## [INSTRUCTIONS FOR THE TASK]
Would it be possible to write out each entry below exactly, without the pictures?

## [GIVEN DATA]
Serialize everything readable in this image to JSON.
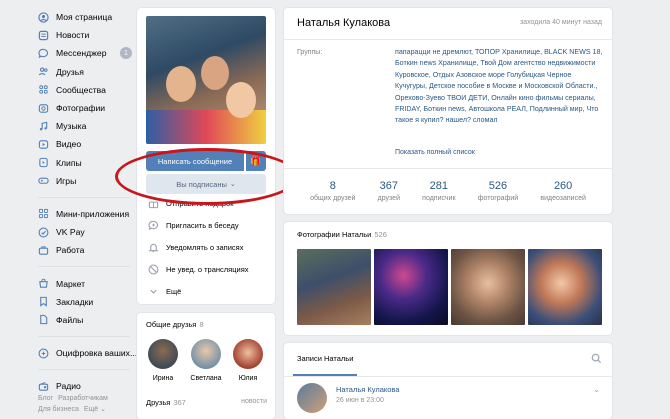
{
  "nav": {
    "items": [
      {
        "label": "Моя страница",
        "icon": "home-icon"
      },
      {
        "label": "Новости",
        "icon": "news-icon"
      },
      {
        "label": "Мессенджер",
        "icon": "messenger-icon",
        "badge": "1"
      },
      {
        "label": "Друзья",
        "icon": "friends-icon"
      },
      {
        "label": "Сообщества",
        "icon": "communities-icon"
      },
      {
        "label": "Фотографии",
        "icon": "photos-icon"
      },
      {
        "label": "Музыка",
        "icon": "music-icon"
      },
      {
        "label": "Видео",
        "icon": "video-icon"
      },
      {
        "label": "Клипы",
        "icon": "clips-icon"
      },
      {
        "label": "Игры",
        "icon": "games-icon"
      }
    ],
    "items2": [
      {
        "label": "Мини-приложения",
        "icon": "apps-icon"
      },
      {
        "label": "VK Pay",
        "icon": "vkpay-icon"
      },
      {
        "label": "Работа",
        "icon": "work-icon"
      }
    ],
    "items3": [
      {
        "label": "Маркет",
        "icon": "market-icon"
      },
      {
        "label": "Закладки",
        "icon": "bookmarks-icon"
      },
      {
        "label": "Файлы",
        "icon": "files-icon"
      }
    ],
    "items4": [
      {
        "label": "Оцифровка ваших...",
        "icon": "digitize-icon"
      }
    ],
    "items5": [
      {
        "label": "Радио",
        "icon": "radio-icon"
      }
    ],
    "footer": {
      "blog": "Блог",
      "devs": "Разработчикам",
      "business": "Для бизнеса",
      "more": "Ещё ⌄"
    }
  },
  "profile": {
    "message_button": "Написать сообщение",
    "subscribed_button": "Вы подписаны",
    "actions": [
      "Отправить подарок",
      "Пригласить в беседу",
      "Уведомлять о записях",
      "Не увед. о трансляциях",
      "Ещё"
    ]
  },
  "friends_block": {
    "title": "Общие друзья",
    "count": "8",
    "friends": [
      "Ирина",
      "Светлана",
      "Юлия"
    ],
    "all_title": "Друзья",
    "all_count": "367",
    "link": "новости"
  },
  "info": {
    "name": "Наталья Кулакова",
    "online": "заходила 40 минут назад",
    "groups_label": "Группы:",
    "groups_text": "папарацци не дремлют, ТОПОР Хранилище, BLACK NEWS 18, Боткин news Хранилище, Твой Дом агентство недвижимости Куровское, Отдых Азовское море Голубицкая Черное Кучугуры, Детское пособие в Москве и Московской Области., Орехово-Зуево ТВОИ ДЕТИ, Онлайн кино фильмы сериалы, FRIDAY, Боткин news, Автошкола РЕАЛ, Подлинный мир, Что такое я купил? нашел? сломал",
    "show_full": "Показать полный список",
    "stats": [
      {
        "num": "8",
        "label": "общих друзей"
      },
      {
        "num": "367",
        "label": "друзей"
      },
      {
        "num": "281",
        "label": "подписчик"
      },
      {
        "num": "526",
        "label": "фотографий"
      },
      {
        "num": "260",
        "label": "видеозаписей"
      }
    ]
  },
  "photos": {
    "title": "Фотографии Натальи",
    "count": "526"
  },
  "posts": {
    "tab": "Записи Натальи",
    "author": "Наталья Кулакова",
    "date": "26 июн в 23:00"
  },
  "colors": {
    "accent": "#5181b8",
    "link": "#2a5885",
    "annotation": "#c8161d"
  }
}
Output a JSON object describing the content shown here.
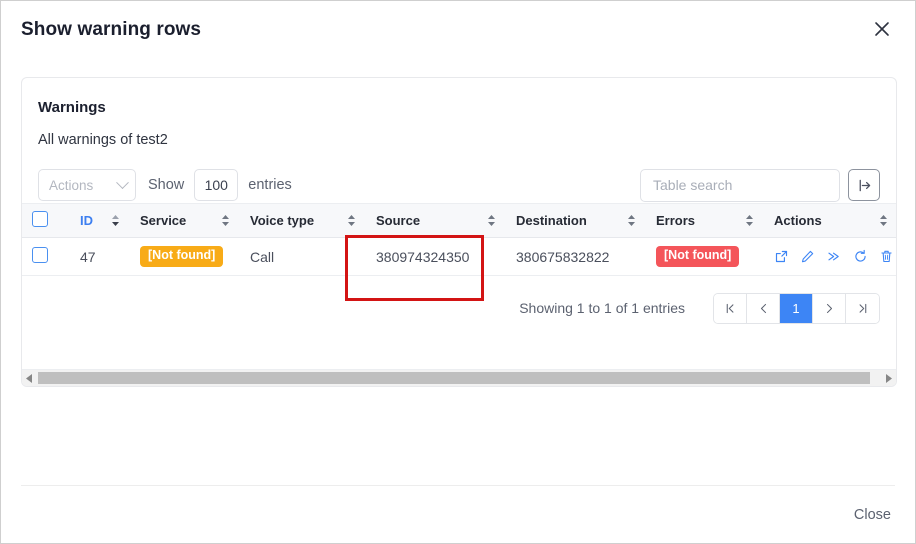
{
  "dialog": {
    "title": "Show warning rows",
    "close_icon": "close-icon",
    "footer_close_label": "Close"
  },
  "card": {
    "title": "Warnings",
    "subtitle": "All warnings of test2"
  },
  "toolbar": {
    "actions_label": "Actions",
    "actions_chevron_icon": "chevron-down-icon",
    "show_label": "Show",
    "entries_value": "100",
    "entries_label": "entries",
    "search_placeholder": "Table search",
    "search_value": "",
    "submit_icon": "arrow-right-from-bar-icon"
  },
  "table": {
    "columns": [
      {
        "label": "",
        "name": "select-all",
        "sorted": false,
        "sortable": false
      },
      {
        "label": "ID",
        "name": "id",
        "sorted": true,
        "sortable": true
      },
      {
        "label": "Service",
        "name": "service",
        "sorted": false,
        "sortable": true
      },
      {
        "label": "Voice type",
        "name": "voice-type",
        "sorted": false,
        "sortable": true
      },
      {
        "label": "Source",
        "name": "source",
        "sorted": false,
        "sortable": true
      },
      {
        "label": "Destination",
        "name": "destination",
        "sorted": false,
        "sortable": true
      },
      {
        "label": "Errors",
        "name": "errors",
        "sorted": false,
        "sortable": true
      },
      {
        "label": "Actions",
        "name": "actions",
        "sorted": false,
        "sortable": true
      }
    ],
    "rows": [
      {
        "id": "47",
        "service": "[Not found]",
        "service_badge": "warn",
        "voice_type": "Call",
        "source": "380974324350",
        "destination": "380675832822",
        "errors": "[Not found]",
        "errors_badge": "err",
        "action_icons": [
          "external-link-icon",
          "pencil-edit-icon",
          "double-chevron-right-icon",
          "refresh-icon",
          "trash-icon"
        ]
      }
    ]
  },
  "paging": {
    "showing_text": "Showing 1 to 1 of 1 entries",
    "first_icon": "first-page-icon",
    "prev_icon": "prev-page-icon",
    "current_page": "1",
    "next_icon": "next-page-icon",
    "last_icon": "last-page-icon"
  },
  "highlight": {
    "color": "#d31414",
    "target_column": "Source"
  },
  "colors": {
    "accent_blue": "#3d85f5",
    "warn_orange": "#f8ab17",
    "error_red": "#f4555a",
    "annotation_red": "#d31414"
  }
}
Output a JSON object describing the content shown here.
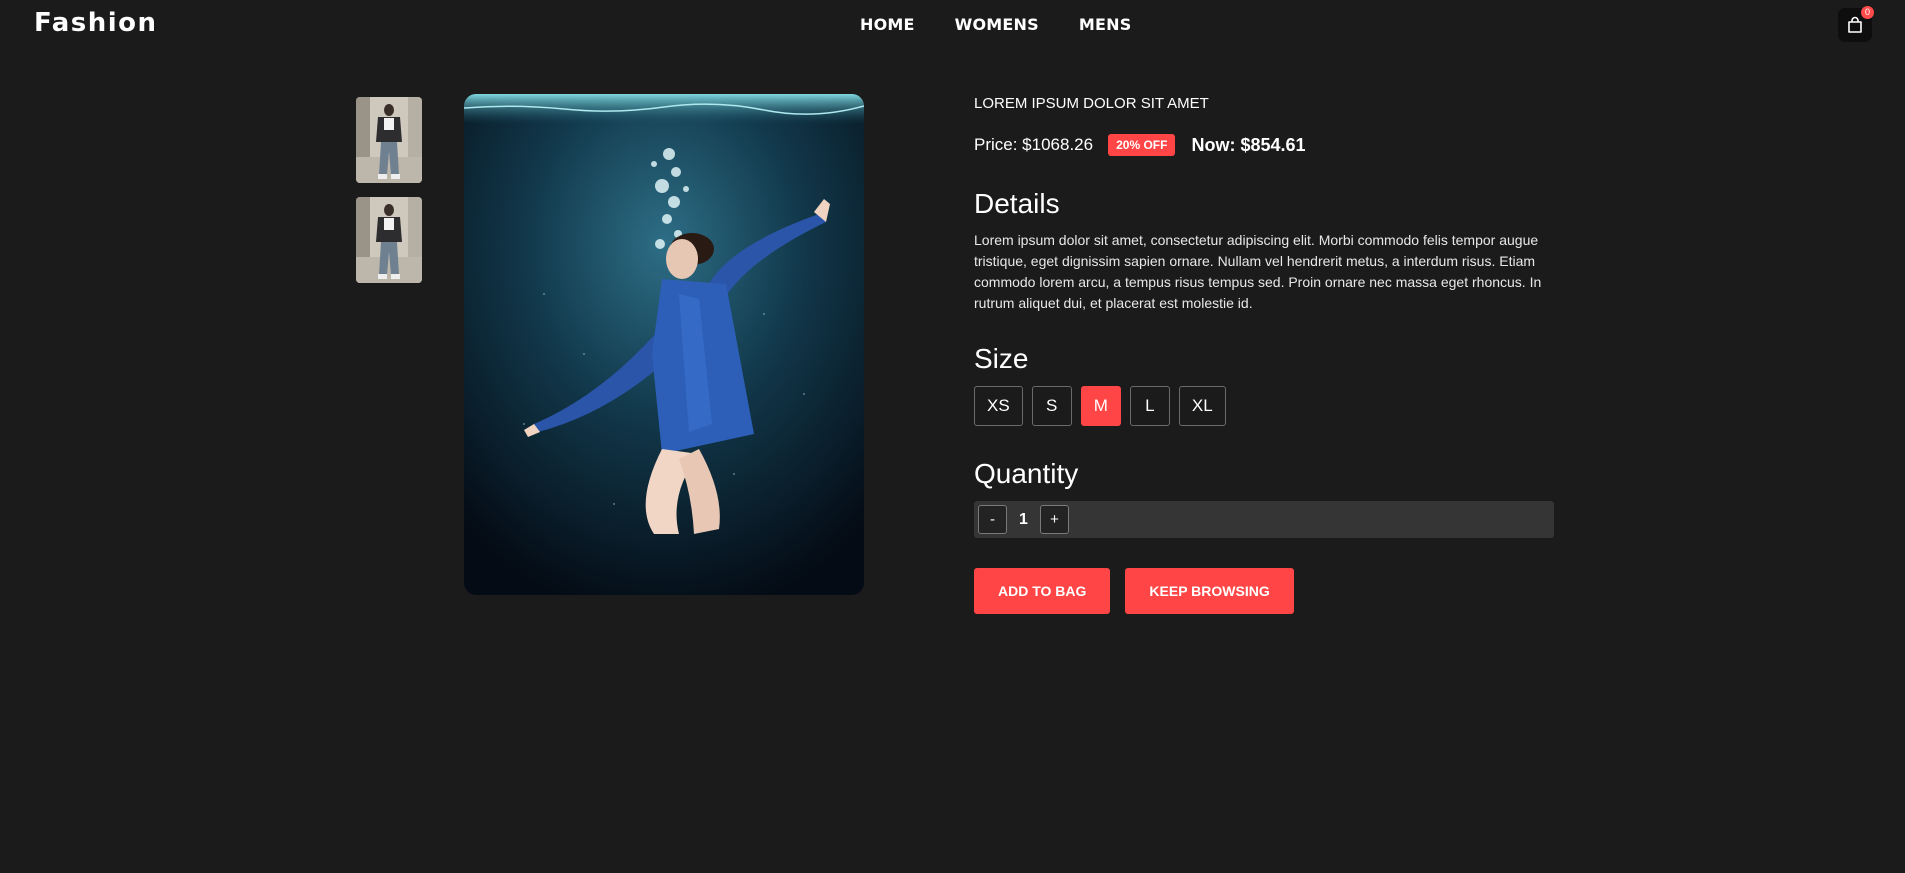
{
  "header": {
    "logo": "Fashion",
    "nav": [
      "HOME",
      "WOMENS",
      "MENS"
    ],
    "cart_count": "0",
    "cart_icon": "shopping-bag-icon"
  },
  "product": {
    "name": "LOREM IPSUM DOLOR SIT AMET",
    "price_label": "Price: $1068.26",
    "discount_badge": "20% OFF",
    "now_price_label": "Now: $854.61",
    "details_title": "Details",
    "details_text": "Lorem ipsum dolor sit amet, consectetur adipiscing elit. Morbi commodo felis tempor augue tristique, eget dignissim sapien ornare. Nullam vel hendrerit metus, a interdum risus. Etiam commodo lorem arcu, a tempus risus tempus sed. Proin ornare nec massa eget rhoncus. In rutrum aliquet dui, et placerat est molestie id.",
    "size_title": "Size",
    "sizes": [
      "XS",
      "S",
      "M",
      "L",
      "XL"
    ],
    "selected_size": "M",
    "quantity_title": "Quantity",
    "quantity": "1",
    "qty_minus": "-",
    "qty_plus": "+",
    "add_to_bag": "ADD TO BAG",
    "keep_browsing": "KEEP BROWSING"
  },
  "colors": {
    "background": "#1b1b1b",
    "accent": "#ff4545",
    "qty_bar": "#353535"
  }
}
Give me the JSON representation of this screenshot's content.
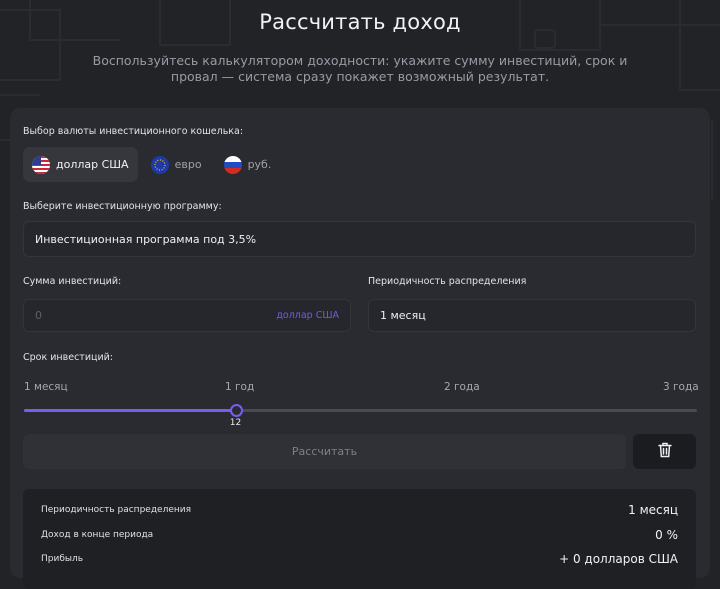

## [WORKED ANSWER]
Serialize everything readable in this image to JSON.
{
  "nav": {
    "items": [
      {
        "label": "Моя страница",
        "icon": "home-icon"
      },
      {
        "label": "Новости",
        "icon": "news-icon"
      },
      {
        "label": "Мессенджер",
        "icon": "messenger-icon",
        "badge": "1"
      },
      {
        "label": "Друзья",
        "icon": "friends-icon"
      },
      {
        "label": "Сообщества",
        "icon": "communities-icon"
      },
      {
        "label": "Фотографии",
        "icon": "photos-icon"
      },
      {
        "label": "Музыка",
        "icon": "music-icon"
      },
      {
        "label": "Видео",
        "icon": "video-icon"
      },
      {
        "label": "Клипы",
        "icon": "clips-icon"
      },
      {
        "label": "Игры",
        "icon": "games-icon"
      }
    ],
    "items2": [
      {
        "label": "Мини-приложения",
        "icon": "apps-icon"
      },
      {
        "label": "VK Pay",
        "icon": "vkpay-icon"
      },
      {
        "label": "Работа",
        "icon": "work-icon"
      }
    ],
    "items3": [
      {
        "label": "Маркет",
        "icon": "market-icon"
      },
      {
        "label": "Закладки",
        "icon": "bookmarks-icon"
      },
      {
        "label": "Файлы",
        "icon": "files-icon"
      }
    ],
    "items4": [
      {
        "label": "Оцифровка ваших...",
        "icon": "digitize-icon"
      }
    ],
    "items5": [
      {
        "label": "Радио",
        "icon": "radio-icon"
      }
    ],
    "footer": {
      "blog": "Блог",
      "devs": "Разработчикам",
      "business": "Для бизнеса",
      "more": "Ещё ⌄"
    }
  },
  "profile": {
    "message_button": "Написать сообщение",
    "subscribed_button": "Вы подписаны",
    "actions": [
      "Отправить подарок",
      "Пригласить в беседу",
      "Уведомлять о записях",
      "Не увед. о трансляциях",
      "Ещё"
    ]
  },
  "friends_block": {
    "title": "Общие друзья",
    "count": "8",
    "friends": [
      "Ирина",
      "Светлана",
      "Юлия"
    ],
    "all_title": "Друзья",
    "all_count": "367",
    "link": "новости"
  },
  "info": {
    "name": "Наталья Кулакова",
    "online": "заходила 40 минут назад",
    "groups_label": "Группы:",
    "groups_text": "папарацци не дремлют, ТОПОР Хранилище, BLACK NEWS 18, Боткин news Хранилище, Твой Дом агентство недвижимости Куровское, Отдых Азовское море Голубицкая Черное Кучугуры, Детское пособие в Москве и Московской Области., Орехово-Зуево ТВОИ ДЕТИ, Онлайн кино фильмы сериалы, FRIDAY, Боткин news, Автошкола РЕАЛ, Подлинный мир, Что такое я купил? нашел? сломал",
    "show_full": "Показать полный список",
    "stats": [
      {
        "num": "8",
        "label": "общих друзей"
      },
      {
        "num": "367",
        "label": "друзей"
      },
      {
        "num": "281",
        "label": "подписчик"
      },
      {
        "num": "526",
        "label": "фотографий"
      },
      {
        "num": "260",
        "label": "видеозаписей"
      }
    ]
  },
  "photos": {
    "title": "Фотографии Натальи",
    "count": "526"
  },
  "posts": {
    "tab": "Записи Натальи",
    "author": "Наталья Кулакова",
    "date": "26 июн в 23:00"
  },
  "colors": {
    "accent": "#5181b8",
    "link": "#2a5885",
    "annotation": "#c8161d"
  }
}
Output a JSON object describing the content shown here.
{
  "dialog": {
    "title": "Show warning rows",
    "close_icon": "close-icon",
    "footer_close_label": "Close"
  },
  "card": {
    "title": "Warnings",
    "subtitle": "All warnings of test2"
  },
  "toolbar": {
    "actions_label": "Actions",
    "actions_chevron_icon": "chevron-down-icon",
    "show_label": "Show",
    "entries_value": "100",
    "entries_label": "entries",
    "search_placeholder": "Table search",
    "search_value": "",
    "submit_icon": "arrow-right-from-bar-icon"
  },
  "table": {
    "columns": [
      {
        "label": "",
        "name": "select-all",
        "sorted": false,
        "sortable": false
      },
      {
        "label": "ID",
        "name": "id",
        "sorted": true,
        "sortable": true
      },
      {
        "label": "Service",
        "name": "service",
        "sorted": false,
        "sortable": true
      },
      {
        "label": "Voice type",
        "name": "voice-type",
        "sorted": false,
        "sortable": true
      },
      {
        "label": "Source",
        "name": "source",
        "sorted": false,
        "sortable": true
      },
      {
        "label": "Destination",
        "name": "destination",
        "sorted": false,
        "sortable": true
      },
      {
        "label": "Errors",
        "name": "errors",
        "sorted": false,
        "sortable": true
      },
      {
        "label": "Actions",
        "name": "actions",
        "sorted": false,
        "sortable": true
      }
    ],
    "rows": [
      {
        "id": "47",
        "service": "[Not found]",
        "service_badge": "warn",
        "voice_type": "Call",
        "source": "380974324350",
        "destination": "380675832822",
        "errors": "[Not found]",
        "errors_badge": "err",
        "action_icons": [
          "external-link-icon",
          "pencil-edit-icon",
          "double-chevron-right-icon",
          "refresh-icon",
          "trash-icon"
        ]
      }
    ]
  },
  "paging": {
    "showing_text": "Showing 1 to 1 of 1 entries",
    "first_icon": "first-page-icon",
    "prev_icon": "prev-page-icon",
    "current_page": "1",
    "next_icon": "next-page-icon",
    "last_icon": "last-page-icon"
  },
  "highlight": {
    "color": "#d31414",
    "target_column": "Source"
  },
  "colors": {
    "accent_blue": "#3d85f5",
    "warn_orange": "#f8ab17",
    "error_red": "#f4555a",
    "annotation_red": "#d31414"
  }
}
Output a JSON object describing the content shown here.
{
  "header": {
    "logo": "Fashion",
    "nav": [
      "HOME",
      "WOMENS",
      "MENS"
    ],
    "cart_count": "0",
    "cart_icon": "shopping-bag-icon"
  },
  "product": {
    "name": "LOREM IPSUM DOLOR SIT AMET",
    "price_label": "Price: $1068.26",
    "discount_badge": "20% OFF",
    "now_price_label": "Now: $854.61",
    "details_title": "Details",
    "details_text": "Lorem ipsum dolor sit amet, consectetur adipiscing elit. Morbi commodo felis tempor augue tristique, eget dignissim sapien ornare. Nullam vel hendrerit metus, a interdum risus. Etiam commodo lorem arcu, a tempus risus tempus sed. Proin ornare nec massa eget rhoncus. In rutrum aliquet dui, et placerat est molestie id.",
    "size_title": "Size",
    "sizes": [
      "XS",
      "S",
      "M",
      "L",
      "XL"
    ],
    "selected_size": "M",
    "quantity_title": "Quantity",
    "quantity": "1",
    "qty_minus": "-",
    "qty_plus": "+",
    "add_to_bag": "ADD TO BAG",
    "keep_browsing": "KEEP BROWSING"
  },
  "colors": {
    "background": "#1b1b1b",
    "accent": "#ff4545",
    "qty_bar": "#353535"
  }
}
Give me the JSON representation of this screenshot's content.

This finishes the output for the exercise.